** BEGIN Raw records **

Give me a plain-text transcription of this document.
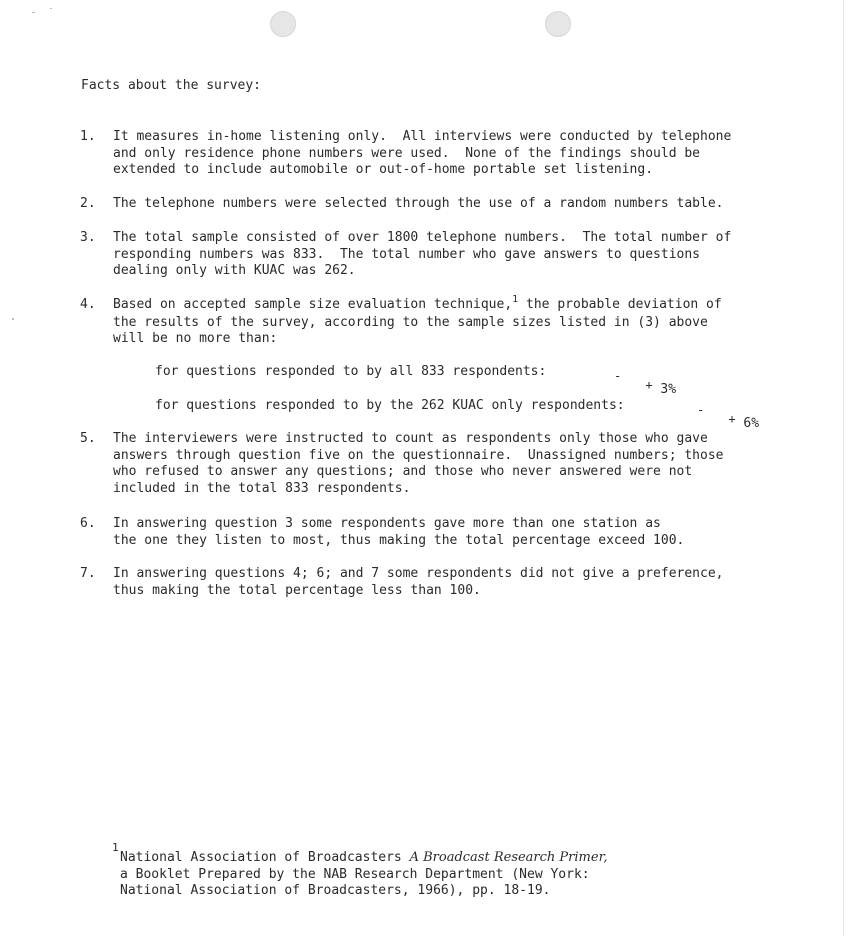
Facts about the survey:
1. It measures in-home listening only.  All interviews were conducted by telephone
and only residence phone numbers were used.  None of the findings should be
extended to include automobile or out-of-home portable set listening.
2. The telephone numbers were selected through the use of a random numbers table.
3. The total sample consisted of over 1800 telephone numbers.  The total number of
responding numbers was 833.  The total number who gave answers to questions
dealing only with KUAC was 262.
4. Based on accepted sample size evaluation technique,$^1$ the probable deviation of
the results of the survey, according to the sample sizes listed in (3) above
will be no more than:
for questions responded to by all 833 respondents:

+
-
3%

for questions responded to by the 262 KUAC only respondents:

+
-
6%

5. The interviewers were instructed to count as respondents only those who gave
answers through question five on the questionnaire.  Unassigned numbers; those
who refused to answer any questions; and those who never answered were not
included in the total 833 respondents.
6. In answering question 3 some respondents gave more than one station as
the one they listen to most, thus making the total percentage exceed 100.
7. In answering questions 4; 6; and 7 some respondents did not give a preference,
thus making the total percentage less than 100.
1
National Association of Broadcasters A Broadcast Research Primer,
a Booklet Prepared by the NAB Research Department (New York:
National Association of Broadcasters, 1966), pp. 18-19.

** END Raw records **

- [Problem to work on]
Determine the number of lines in the listing that hold the word "Broadcasters", and supply that number and nothing further.

- [Finished answer]
2